-- start of Items --

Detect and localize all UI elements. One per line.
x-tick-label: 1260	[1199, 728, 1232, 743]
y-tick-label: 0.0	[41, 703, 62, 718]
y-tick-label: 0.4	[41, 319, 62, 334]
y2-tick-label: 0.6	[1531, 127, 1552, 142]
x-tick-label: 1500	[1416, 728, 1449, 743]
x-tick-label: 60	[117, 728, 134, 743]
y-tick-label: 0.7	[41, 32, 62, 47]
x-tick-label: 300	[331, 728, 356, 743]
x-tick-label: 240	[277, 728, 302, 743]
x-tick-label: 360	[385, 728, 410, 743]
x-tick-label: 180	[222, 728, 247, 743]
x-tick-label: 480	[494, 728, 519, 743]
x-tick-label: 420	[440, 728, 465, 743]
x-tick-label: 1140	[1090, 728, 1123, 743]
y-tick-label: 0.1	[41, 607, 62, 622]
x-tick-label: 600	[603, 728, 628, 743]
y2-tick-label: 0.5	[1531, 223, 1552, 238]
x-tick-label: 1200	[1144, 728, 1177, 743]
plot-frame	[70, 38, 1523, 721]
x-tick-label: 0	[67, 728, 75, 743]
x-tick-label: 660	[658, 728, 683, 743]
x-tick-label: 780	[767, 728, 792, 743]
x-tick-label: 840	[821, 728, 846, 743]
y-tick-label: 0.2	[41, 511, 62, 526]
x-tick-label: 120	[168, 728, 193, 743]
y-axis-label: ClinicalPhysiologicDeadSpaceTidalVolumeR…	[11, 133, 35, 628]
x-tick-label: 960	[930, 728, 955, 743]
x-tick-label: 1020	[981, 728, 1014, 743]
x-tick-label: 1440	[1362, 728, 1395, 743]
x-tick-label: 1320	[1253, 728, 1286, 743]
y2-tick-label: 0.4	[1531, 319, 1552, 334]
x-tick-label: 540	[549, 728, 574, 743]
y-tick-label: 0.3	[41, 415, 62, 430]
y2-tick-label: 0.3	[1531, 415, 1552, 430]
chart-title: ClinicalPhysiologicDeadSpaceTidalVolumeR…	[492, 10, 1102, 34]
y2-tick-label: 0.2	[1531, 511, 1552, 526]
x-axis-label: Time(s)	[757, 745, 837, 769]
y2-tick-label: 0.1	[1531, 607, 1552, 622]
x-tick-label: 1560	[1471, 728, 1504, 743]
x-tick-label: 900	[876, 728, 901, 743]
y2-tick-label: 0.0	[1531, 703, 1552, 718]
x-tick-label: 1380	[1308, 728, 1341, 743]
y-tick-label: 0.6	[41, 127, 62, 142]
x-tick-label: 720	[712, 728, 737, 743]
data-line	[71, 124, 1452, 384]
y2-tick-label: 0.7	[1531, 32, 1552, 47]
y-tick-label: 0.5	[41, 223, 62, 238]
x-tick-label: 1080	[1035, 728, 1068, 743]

-- end of Items --

Objective:
Rewrite the records above with "plot-frame" changed to "plot-area" and everything else left as it is.

Response to the task:
Detect and localize all UI elements. One per line.
x-tick-label: 1260	[1199, 728, 1232, 743]
y-tick-label: 0.0	[41, 703, 62, 718]
y-tick-label: 0.4	[41, 319, 62, 334]
y2-tick-label: 0.6	[1531, 127, 1552, 142]
x-tick-label: 1500	[1416, 728, 1449, 743]
x-tick-label: 60	[117, 728, 134, 743]
y-tick-label: 0.7	[41, 32, 62, 47]
x-tick-label: 300	[331, 728, 356, 743]
x-tick-label: 240	[277, 728, 302, 743]
x-tick-label: 360	[385, 728, 410, 743]
x-tick-label: 180	[222, 728, 247, 743]
x-tick-label: 480	[494, 728, 519, 743]
x-tick-label: 420	[440, 728, 465, 743]
x-tick-label: 1140	[1090, 728, 1123, 743]
y-tick-label: 0.1	[41, 607, 62, 622]
x-tick-label: 600	[603, 728, 628, 743]
y2-tick-label: 0.5	[1531, 223, 1552, 238]
x-tick-label: 1200	[1144, 728, 1177, 743]
plot-area	[70, 38, 1523, 721]
x-tick-label: 0	[67, 728, 75, 743]
x-tick-label: 660	[658, 728, 683, 743]
x-tick-label: 780	[767, 728, 792, 743]
x-tick-label: 840	[821, 728, 846, 743]
y-tick-label: 0.2	[41, 511, 62, 526]
x-tick-label: 120	[168, 728, 193, 743]
y-axis-label: ClinicalPhysiologicDeadSpaceTidalVolumeR…	[11, 133, 35, 628]
x-tick-label: 960	[930, 728, 955, 743]
x-tick-label: 1020	[981, 728, 1014, 743]
x-tick-label: 1440	[1362, 728, 1395, 743]
x-tick-label: 1320	[1253, 728, 1286, 743]
y2-tick-label: 0.4	[1531, 319, 1552, 334]
x-tick-label: 540	[549, 728, 574, 743]
y-tick-label: 0.3	[41, 415, 62, 430]
y2-tick-label: 0.3	[1531, 415, 1552, 430]
chart-title: ClinicalPhysiologicDeadSpaceTidalVolumeR…	[492, 10, 1102, 34]
y2-tick-label: 0.2	[1531, 511, 1552, 526]
x-axis-label: Time(s)	[757, 745, 837, 769]
y2-tick-label: 0.1	[1531, 607, 1552, 622]
x-tick-label: 1560	[1471, 728, 1504, 743]
x-tick-label: 900	[876, 728, 901, 743]
y2-tick-label: 0.0	[1531, 703, 1552, 718]
x-tick-label: 1380	[1308, 728, 1341, 743]
y-tick-label: 0.6	[41, 127, 62, 142]
x-tick-label: 720	[712, 728, 737, 743]
data-line	[71, 124, 1452, 384]
y2-tick-label: 0.7	[1531, 32, 1552, 47]
y-tick-label: 0.5	[41, 223, 62, 238]
x-tick-label: 1080	[1035, 728, 1068, 743]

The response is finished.